-- Data to process follows --
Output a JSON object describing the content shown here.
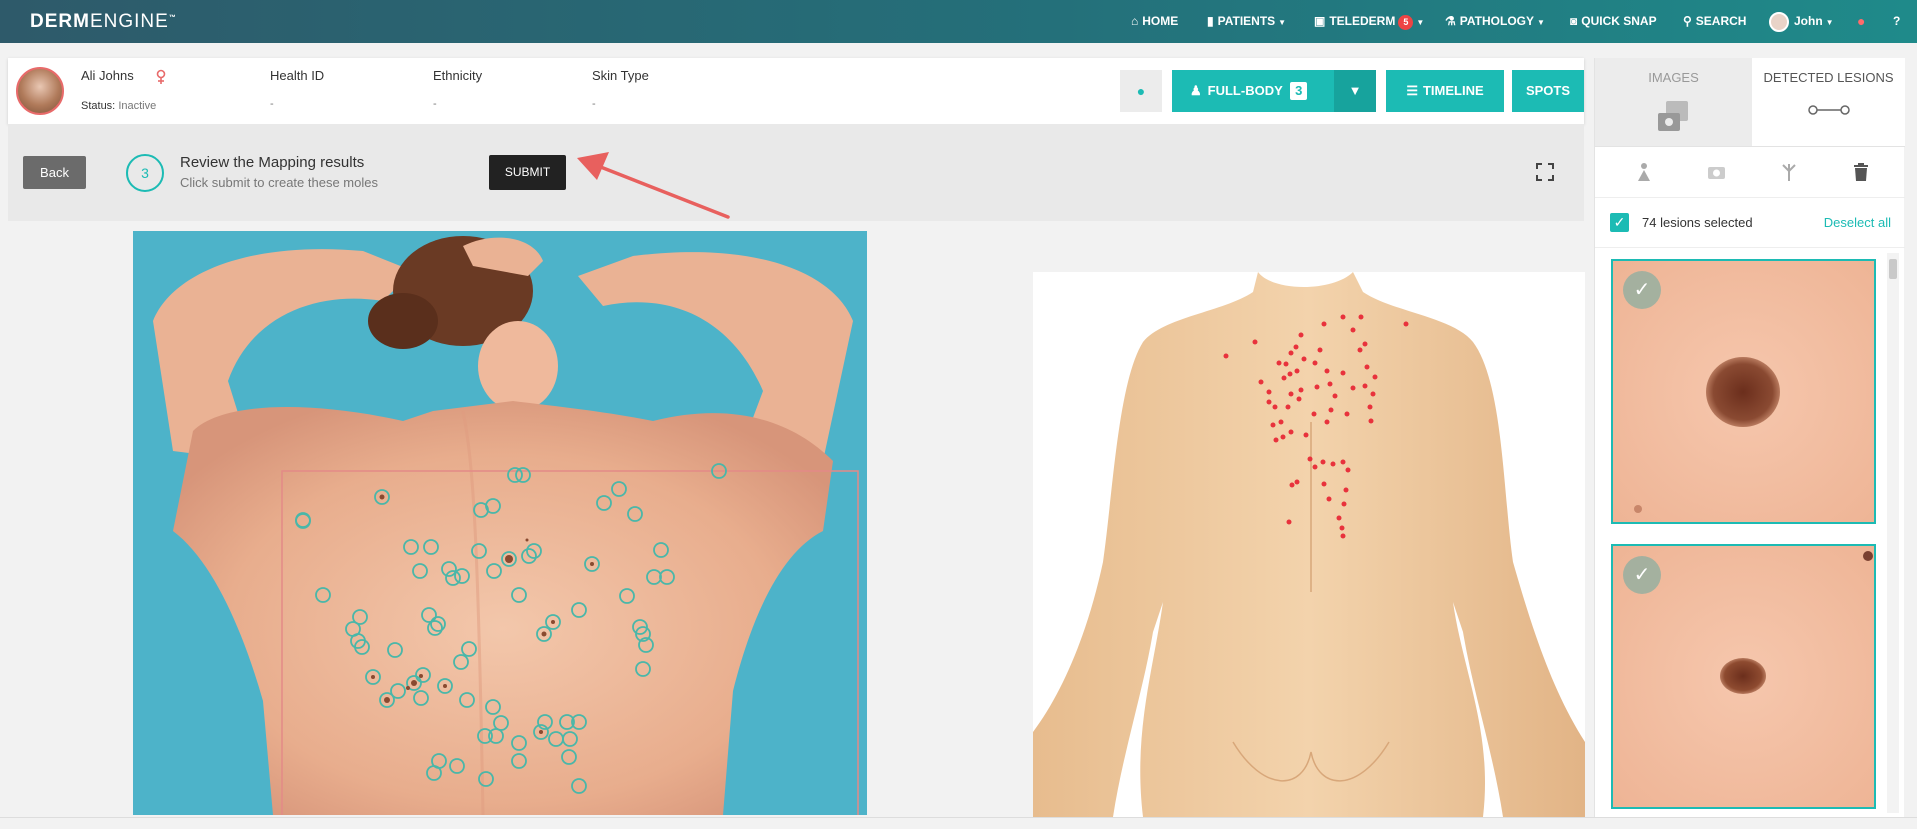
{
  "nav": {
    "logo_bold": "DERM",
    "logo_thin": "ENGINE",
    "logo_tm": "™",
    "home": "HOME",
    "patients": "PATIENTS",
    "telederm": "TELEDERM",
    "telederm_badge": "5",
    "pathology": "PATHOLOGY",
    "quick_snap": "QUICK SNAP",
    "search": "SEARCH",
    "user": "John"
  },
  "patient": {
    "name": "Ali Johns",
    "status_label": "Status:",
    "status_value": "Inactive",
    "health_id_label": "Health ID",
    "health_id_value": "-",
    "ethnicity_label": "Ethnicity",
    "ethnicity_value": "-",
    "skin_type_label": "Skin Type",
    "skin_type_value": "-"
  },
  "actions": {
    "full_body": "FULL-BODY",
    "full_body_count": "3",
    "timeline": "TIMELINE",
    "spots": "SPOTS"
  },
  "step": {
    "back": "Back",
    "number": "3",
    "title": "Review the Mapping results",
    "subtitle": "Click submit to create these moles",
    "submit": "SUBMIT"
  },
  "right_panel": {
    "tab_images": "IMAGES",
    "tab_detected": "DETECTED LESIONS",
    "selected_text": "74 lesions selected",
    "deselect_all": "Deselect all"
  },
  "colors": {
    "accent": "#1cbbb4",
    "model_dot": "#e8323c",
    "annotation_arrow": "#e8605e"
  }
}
-- Data to process concluded --
- _What to work on_
Output the whole listing exactly. Pictures stay out.

- _Completed exercise_
Output a JSON object describing the content shown here.
{
  "nav": {
    "logo_bold": "DERM",
    "logo_thin": "ENGINE",
    "logo_tm": "™",
    "home": "HOME",
    "patients": "PATIENTS",
    "telederm": "TELEDERM",
    "telederm_badge": "5",
    "pathology": "PATHOLOGY",
    "quick_snap": "QUICK SNAP",
    "search": "SEARCH",
    "user": "John"
  },
  "patient": {
    "name": "Ali Johns",
    "status_label": "Status:",
    "status_value": "Inactive",
    "health_id_label": "Health ID",
    "health_id_value": "-",
    "ethnicity_label": "Ethnicity",
    "ethnicity_value": "-",
    "skin_type_label": "Skin Type",
    "skin_type_value": "-"
  },
  "actions": {
    "full_body": "FULL-BODY",
    "full_body_count": "3",
    "timeline": "TIMELINE",
    "spots": "SPOTS"
  },
  "step": {
    "back": "Back",
    "number": "3",
    "title": "Review the Mapping results",
    "subtitle": "Click submit to create these moles",
    "submit": "SUBMIT"
  },
  "right_panel": {
    "tab_images": "IMAGES",
    "tab_detected": "DETECTED LESIONS",
    "selected_text": "74 lesions selected",
    "deselect_all": "Deselect all"
  },
  "colors": {
    "accent": "#1cbbb4",
    "model_dot": "#e8323c",
    "annotation_arrow": "#e8605e"
  }
}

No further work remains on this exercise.